**Provided records:**
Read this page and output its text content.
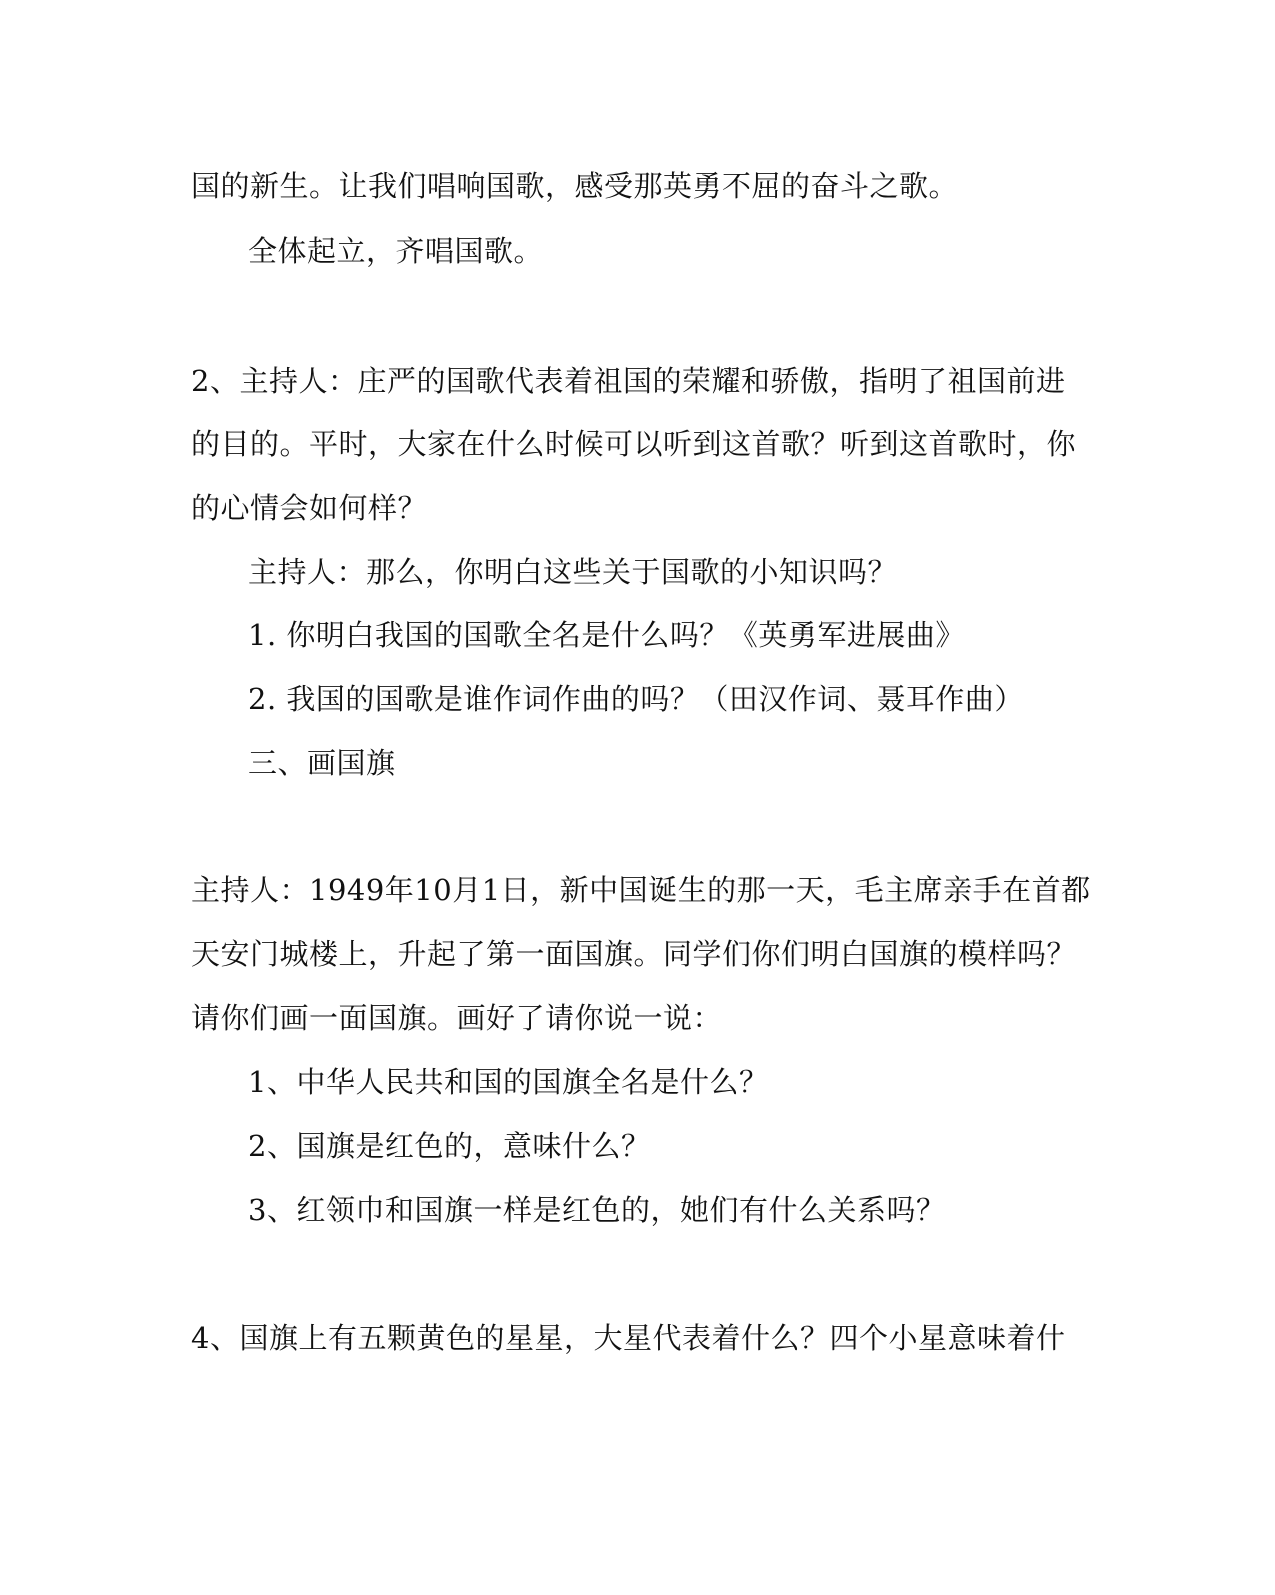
国的新生。让我们唱响国歌，感受那英勇不屈的奋斗之歌。
全体起立，齐唱国歌。
2、主持人：庄严的国歌代表着祖国的荣耀和骄傲，指明了祖国前进
的目的。平时，大家在什么时候可以听到这首歌？听到这首歌时，你
的心情会如何样？
主持人：那么，你明白这些关于国歌的小知识吗？
1. 你明白我国的国歌全名是什么吗？《英勇军进展曲》
2. 我国的国歌是谁作词作曲的吗？（田汉作词、聂耳作曲）
三、画国旗
主持人：1949年10月1日，新中国诞生的那一天，毛主席亲手在首都
天安门城楼上，升起了第一面国旗。同学们你们明白国旗的模样吗？
请你们画一面国旗。画好了请你说一说：
1、中华人民共和国的国旗全名是什么？
2、国旗是红色的，意味什么？
3、红领巾和国旗一样是红色的，她们有什么关系吗？
4、国旗上有五颗黄色的星星，大星代表着什么？四个小星意味着什
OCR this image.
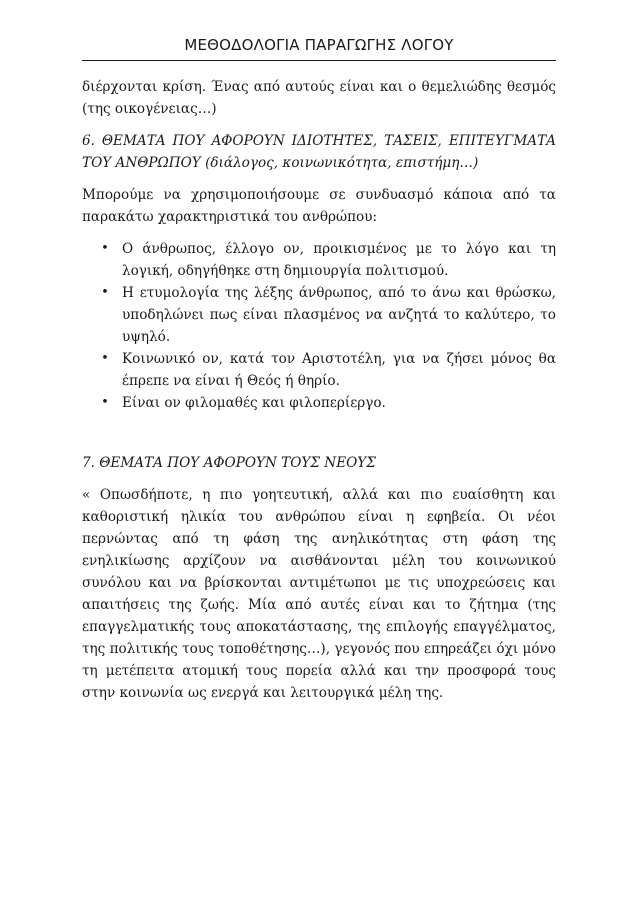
ΜΕΘΟΔΟΛΟΓΙΑ ΠΑΡΑΓΩΓΗΣ ΛΟΓΟΥ

διέρχονται κρίση. Ένας από αυτούς είναι και ο θεμελιώδης θεσμός (της οικογένειας…)

6. ΘΕΜΑΤΑ ΠΟΥ ΑΦΟΡΟΥΝ ΙΔΙΟΤΗΤΕΣ, ΤΑΣΕΙΣ, ΕΠΙΤΕΥΓΜΑΤΑ ΤΟΥ ΑΝΘΡΩΠΟΥ (διάλογος, κοινωνικότητα, επιστήμη…)

Μπορούμε να χρησιμοποιήσουμε σε συνδυασμό κάποια από τα παρακάτω χαρακτηριστικά του ανθρώπου:

• Ο άνθρωπος, έλλογο ον, προικισμένος με το λόγο και τη λογική, οδηγήθηκε στη δημιουργία πολιτισμού.
• Η ετυμολογία της λέξης άνθρωπος, από το άνω και θρώσκω, υποδηλώνει πως είναι πλασμένος να ανζητά το καλύτερο, το υψηλό.
• Κοινωνικό ον, κατά τον Αριστοτέλη, για να ζήσει μόνος θα έπρεπε να είναι ή Θεός ή θηρίο.
• Είναι ον φιλομαθές και φιλοπερίεργο.

7. ΘΕΜΑΤΑ ΠΟΥ ΑΦΟΡΟΥΝ ΤΟΥΣ ΝΕΟΥΣ

« Οπωσδήποτε, η πιο γοητευτική, αλλά και πιο ευαίσθητη και καθοριστική ηλικία του ανθρώπου είναι η εφηβεία. Οι νέοι περνώντας από τη φάση της ανηλικότητας στη φάση της ενηλικίωσης αρχίζουν να αισθάνονται μέλη του κοινωνικού συνόλου και να βρίσκονται αντιμέτωποι με τις υποχρεώσεις και απαιτήσεις της ζωής. Μία από αυτές είναι και το ζήτημα (της επαγγελματικής τους αποκατάστασης, της επιλογής επαγγέλματος, της πολιτικής τους τοποθέτησης…), γεγονός που επηρεάζει όχι μόνο τη μετέπειτα ατομική τους πορεία αλλά και την προσφορά τους στην κοινωνία ως ενεργά και λειτουργικά μέλη της.
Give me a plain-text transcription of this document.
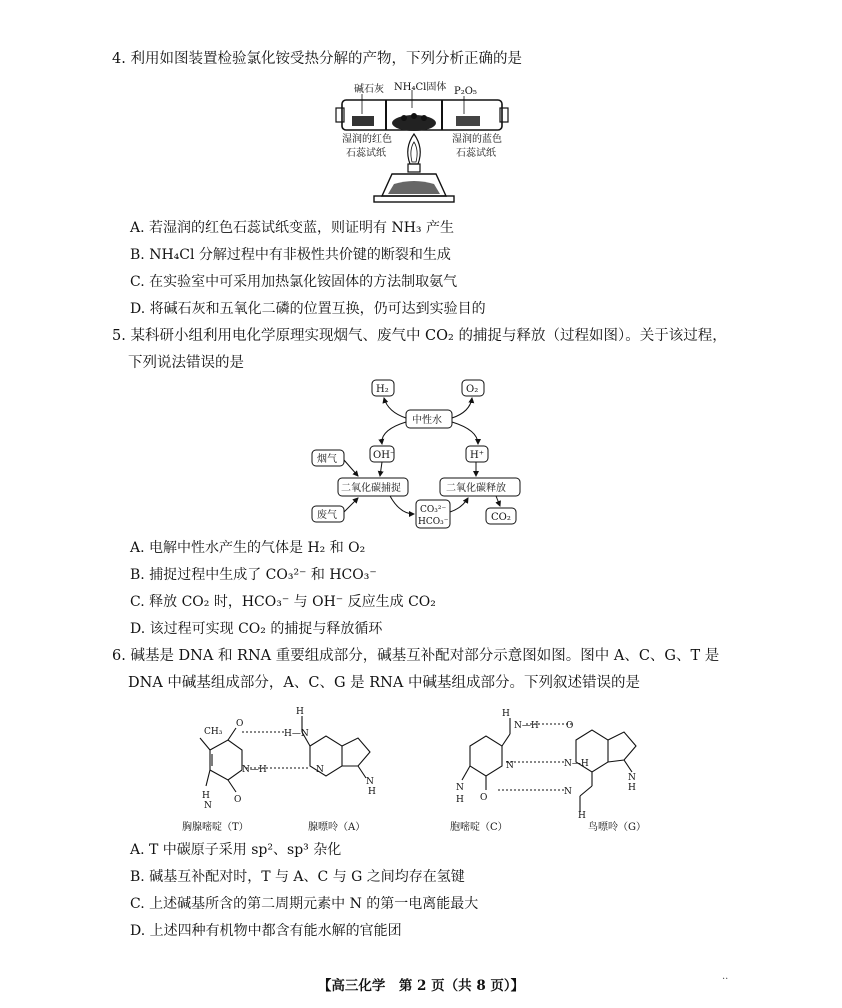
4. 利用如图装置检验氯化铵受热分解的产物，下列分析正确的是
碱石灰 NH₄Cl固体 P₂O₅
湿润的红色
石蕊试纸
湿润的蓝色
石蕊试纸
A. 若湿润的红色石蕊试纸变蓝，则证明有 NH₃ 产生
B. NH₄Cl 分解过程中有非极性共价键的断裂和生成
C. 在实验室中可采用加热氯化铵固体的方法制取氨气
D. 将碱石灰和五氧化二磷的位置互换，仍可达到实验目的
5. 某科研小组利用电化学原理实现烟气、废气中 CO₂ 的捕捉与释放（过程如图）。关于该过程，
下列说法错误的是
H₂	O₂
中性水
OH⁻	H⁺
烟气
废气
二氧化碳捕捉	二氧化碳释放
CO₃²⁻
HCO₃⁻	CO₂
A. 电解中性水产生的气体是 H₂ 和 O₂
B. 捕捉过程中生成了 CO₃²⁻ 和 HCO₃⁻
C. 释放 CO₂ 时，HCO₃⁻ 与 OH⁻ 反应生成 CO₂
D. 该过程可实现 CO₂ 的捕捉与释放循环
6. 碱基是 DNA 和 RNA 重要组成部分，碱基互补配对部分示意图如图。图中 A、C、G、T 是
DNA 中碱基组成部分，A、C、G 是 RNA 中碱基组成部分。下列叙述错误的是
CH₃
O
O
H
N
N—H
H—N
H
N
N
H
H
N—H
N
O
N
H
O
N—H
N
H
N
H
胸腺嘧啶（T）	腺嘌呤（A）	胞嘧啶（C）	鸟嘌呤（G）
A. T 中碳原子采用 sp²、sp³ 杂化
B. 碱基互补配对时，T 与 A、C 与 G 之间均存在氢键
C. 上述碱基所含的第二周期元素中 N 的第一电离能最大
D. 上述四种有机物中都含有能水解的官能团
【高三化学　第 2 页（共 8 页）】	··
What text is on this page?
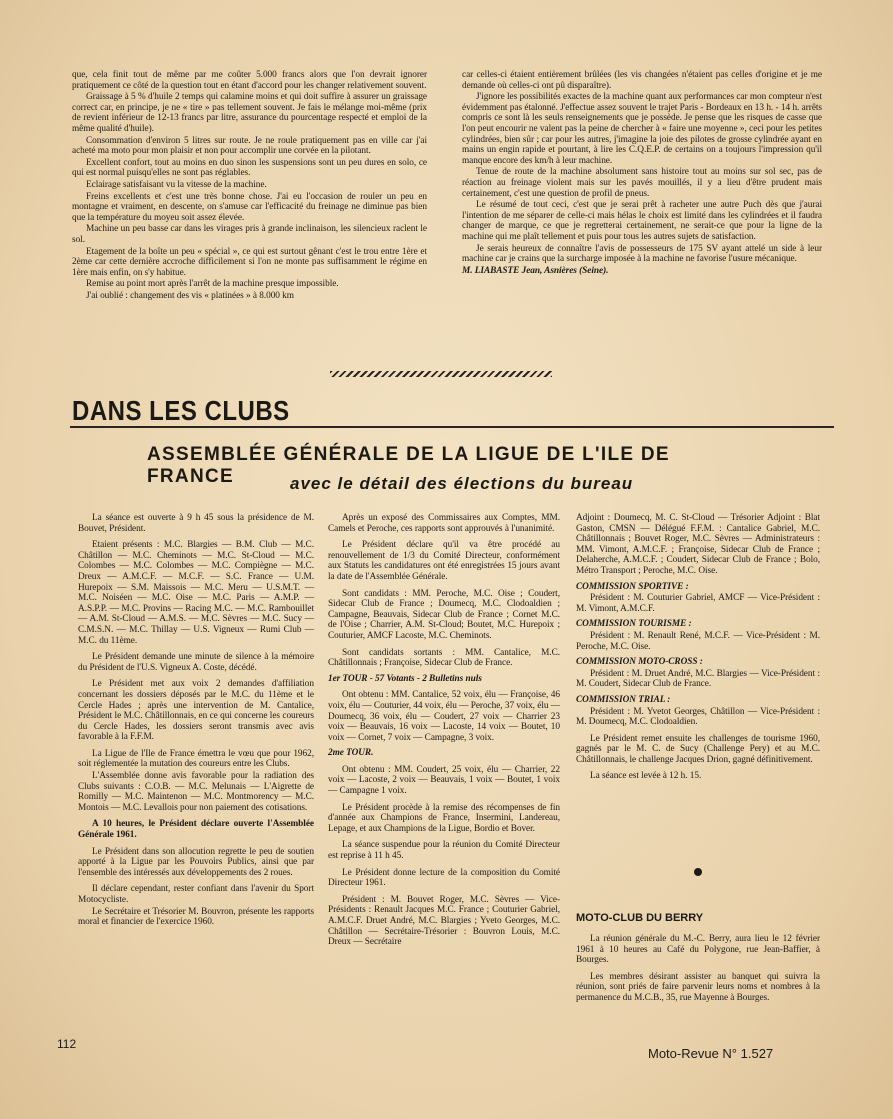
que, cela finit tout de même par me coûter 5.000 francs alors que l'on devrait ignorer pratiquement ce côté de la question tout en étant d'accord pour les changer relativement souvent.

Graissage à 5 % d'huile 2 temps qui calamine moins et qui doit suffire à assurer un graissage correct car, en principe, je ne « tire » pas tellement souvent. Je fais le mélange moi-même (prix de revient inférieur de 12-13 francs par litre, assurance du pourcentage respecté et emploi de la même qualité d'huile).

Consommation d'environ 5 litres sur route. Je ne roule pratiquement pas en ville car j'ai acheté ma moto pour mon plaisir et non pour accomplir une corvée en la pilotant.

Excellent confort, tout au moins en duo sinon les suspensions sont un peu dures en solo, ce qui est normal puisqu'elles ne sont pas réglables.

Eclairage satisfaisant vu la vitesse de la machine.

Freins excellents et c'est une très bonne chose. J'ai eu l'occasion de rouler un peu en montagne et vraiment, en descente, on s'amuse car l'efficacité du freinage ne diminue pas bien que la température du moyeu soit assez élevée.

Machine un peu basse car dans les virages pris à grande inclinaison, les silencieux raclent le sol.

Etagement de la boîte un peu « spécial », ce qui est surtout gênant c'est le trou entre 1ère et 2ème car cette dernière accroche difficilement si l'on ne monte pas suffisamment le régime en 1ère mais enfin, on s'y habitue.

Remise au point mort après l'arrêt de la machine presque impossible.

J'ai oublié : changement des vis « platinées » à 8.000 km

car celles-ci étaient entièrement brûlées (les vis changées n'étaient pas celles d'origine et je me demande où celles-ci ont pû disparaître).

J'ignore les possibilités exactes de la machine quant aux performances car mon compteur n'est évidemment pas étalonné. J'effectue assez souvent le trajet Paris - Bordeaux en 13 h. - 14 h. arrêts compris ce sont là les seuls renseignements que je possède. Je pense que les risques de casse que l'on peut encourir ne valent pas la peine de chercher à « faire une moyenne », ceci pour les petites cylindrées, bien sûr ; car pour les autres, j'imagine la joie des pilotes de grosse cylindrée ayant en mains un engin rapide et pourtant, à lire les C.Q.E.P. de certains on a toujours l'impression qu'il manque encore des km/h à leur machine.

Tenue de route de la machine absolument sans histoire tout au moins sur sol sec, pas de réaction au freinage violent mais sur les pavés mouillés, il y a lieu d'être prudent mais certainement, c'est une question de profil de pneus.

Le résumé de tout ceci, c'est que je serai prêt à racheter une autre Puch dès que j'aurai l'intention de me séparer de celle-ci mais hélas le choix est limité dans les cylindrées et il faudra changer de marque, ce que je regretterai certainement, ne serait-ce que pour la ligne de la machine qui me plaît tellement et puis pour tous les autres sujets de satisfaction.

Je serais heureux de connaître l'avis de possesseurs de 175 SV ayant attelé un side à leur machine car je crains que la surcharge imposée à la machine ne favorise l'usure mécanique.

M. LIABASTE Jean, Asnières (Seine).

DANS LES CLUBS
ASSEMBLÉE GÉNÉRALE DE LA LIGUE DE L'ILE DE FRANCE	avec le détail des élections du bureau

La séance est ouverte à 9 h 45 sous la présidence de M. Bouvet, Président.

Etaient présents : M.C. Blargies — B.M. Club — M.C. Châtillon — M.C. Cheminots — M.C. St-Cloud — M.C. Colombes — M.C. Colombes — M.C. Compiègne — M.C. Dreux — A.M.C.F. — M.C.F. — S.C. France — U.M. Hurepoix — S.M. Maissois — M.C. Meru — U.S.M.T. — M.C. Noiséen — M.C. Oise — M.C. Paris — A.M.P. — A.S.P.P. — M.C. Provins — Racing M.C. — M.C. Rambouillet — A.M. St-Cloud — A.M.S. — M.C. Sèvres — M.C. Sucy — C.M.S.N. — M.C. Thillay — U.S. Vigneux — Rumi Club — M.C. du 11ème.

Le Président demande une minute de silence à la mémoire du Président de l'U.S. Vigneux A. Coste, décédé.

Le Président met aux voix 2 demandes d'affiliation concernant les dossiers déposés par le M.C. du 11ème et le Cercle Hades ; après une intervention de M. Cantalice, Président le M.C. Châtillonnais, en ce qui concerne les coureurs du Cercle Hades, les dossiers seront transmis avec avis favorable à la F.F.M.

La Ligue de l'Ile de France émettra le vœu que pour 1962, soit réglementée la mutation des coureurs entre les Clubs.

L'Assemblée donne avis favorable pour la radiation des Clubs suivants : C.O.B. — M.C. Melunais — L'Aigrette de Romilly — M.C. Maintenon — M.C. Montmorency — M.C. Montois — M.C. Levallois pour non paiement des cotisations.

A 10 heures, le Président déclare ouverte l'Assemblée Générale 1961.

Le Président dans son allocution regrette le peu de soutien apporté à la Ligue par les Pouvoirs Publics, ainsi que par l'ensemble des intéressés aux développements des 2 roues.

Il déclare cependant, rester confiant dans l'avenir du Sport Motocycliste.

Le Secrétaire et Trésorier M. Bouvron, présente les rapports moral et financier de l'exercice 1960.

Après un exposé des Commissaires aux Comptes, MM. Camels et Peroche, ces rapports sont approuvés à l'unanimité.

Le Président déclare qu'il va être procédé au renouvellement de 1/3 du Comité Directeur, conformément aux Statuts les candidatures ont été enregistrées 15 jours avant la date de l'Assemblée Générale.

Sont candidats : MM. Peroche, M.C. Oise ; Coudert, Sidecar Club de France ; Doumecq, M.C. Clodoaldien ; Campagne, Beauvais, Sidecar Club de France ; Cornet M.C. de l'Oise ; Charrier, A.M. St-Cloud; Boutet, M.C. Hurepoix ; Couturier, AMCF Lacoste, M.C. Cheminots.

Sont candidats sortants : MM. Cantalice, M.C. Châtillonnais ; Françoise, Sidecar Club de France.

1er TOUR - 57 Votants - 2 Bulletins nuls

Ont obtenu : MM. Cantalice, 52 voix, élu — Françoise, 46 voix, élu — Couturier, 44 voix, élu — Peroche, 37 voix, élu — Doumecq, 36 voix, élu — Coudert, 27 voix — Charrier 23 voix — Beauvais, 16 voix — Lacoste, 14 voix — Boutet, 10 voix — Cornet, 7 voix — Campagne, 3 voix.

2me TOUR.

Ont obtenu : MM. Coudert, 25 voix, élu — Charrier, 22 voix — Lacoste, 2 voix — Beauvais, 1 voix — Boutet, 1 voix — Campagne 1 voix.

Le Président procède à la remise des récompenses de fin d'année aux Champions de France, Insermini, Landereau, Lepage, et aux Champions de la Ligue, Bordio et Bover.

La séance suspendue pour la réunion du Comité Directeur est reprise à 11 h 45.

Le Président donne lecture de la composition du Comité Directeur 1961.

Président : M. Bouvet Roger, M.C. Sèvres — Vice-Présidents : Renault Jacques M.C. France ; Couturier Gabriel, A.M.C.F. Druet André, M.C. Blargies ; Yveto Georges, M.C. Châtillon — Secrétaire-Trésorier : Bouvron Louis, M.C. Dreux — Secrétaire

Adjoint : Doumecq, M. C. St-Cloud — Trésorier Adjoint : Blat Gaston, CMSN — Délégué F.F.M. : Cantalice Gabriel, M.C. Châtillonnais ; Bouvet Roger, M.C. Sèvres — Administrateurs : MM. Vimont, A.M.C.F. ; Françoise, Sidecar Club de France ; Delaherche, A.M.C.F. ; Coudert, Sidecar Club de France ; Bolo, Métro Transport ; Peroche, M.C. Oise.

COMMISSION SPORTIVE :

Président : M. Couturier Gabriel, AMCF — Vice-Président : M. Vimont, A.M.C.F.

COMMISSION TOURISME :

Président : M. Renault René, M.C.F. — Vice-Président : M. Peroche, M.C. Oise.

COMMISSION MOTO-CROSS :

Président : M. Druet André, M.C. Blargies — Vice-Président : M. Coudert, Sidecar Club de France.

COMMISSION TRIAL :

Président : M. Yvetot Georges, Châtillon — Vice-Président : M. Doumecq, M.C. Clodoaldien.

Le Président remet ensuite les challenges de tourisme 1960, gagnés par le M. C. de Sucy (Challenge Pery) et au M.C. Châtillonnais, le challenge Jacques Drion, gagné définitivement.

La séance est levée à 12 h. 15.

MOTO-CLUB DU BERRY

La réunion générale du M.-C. Berry, aura lieu le 12 février 1961 à 10 heures au Café du Polygone, rue Jean-Baffier, à Bourges.

Les membres désirant assister au banquet qui suivra la réunion, sont priés de faire parvenir leurs noms et nombres à la permanence du M.C.B., 35, rue Mayenne à Bourges.

112
Moto-Revue N° 1.527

**Problem to solve:**
Within the listing above, copy each line that has the string "COMMISSION".

**Reply:**
COMMISSION SPORTIVE :
COMMISSION TOURISME :
COMMISSION MOTO-CROSS :
COMMISSION TRIAL :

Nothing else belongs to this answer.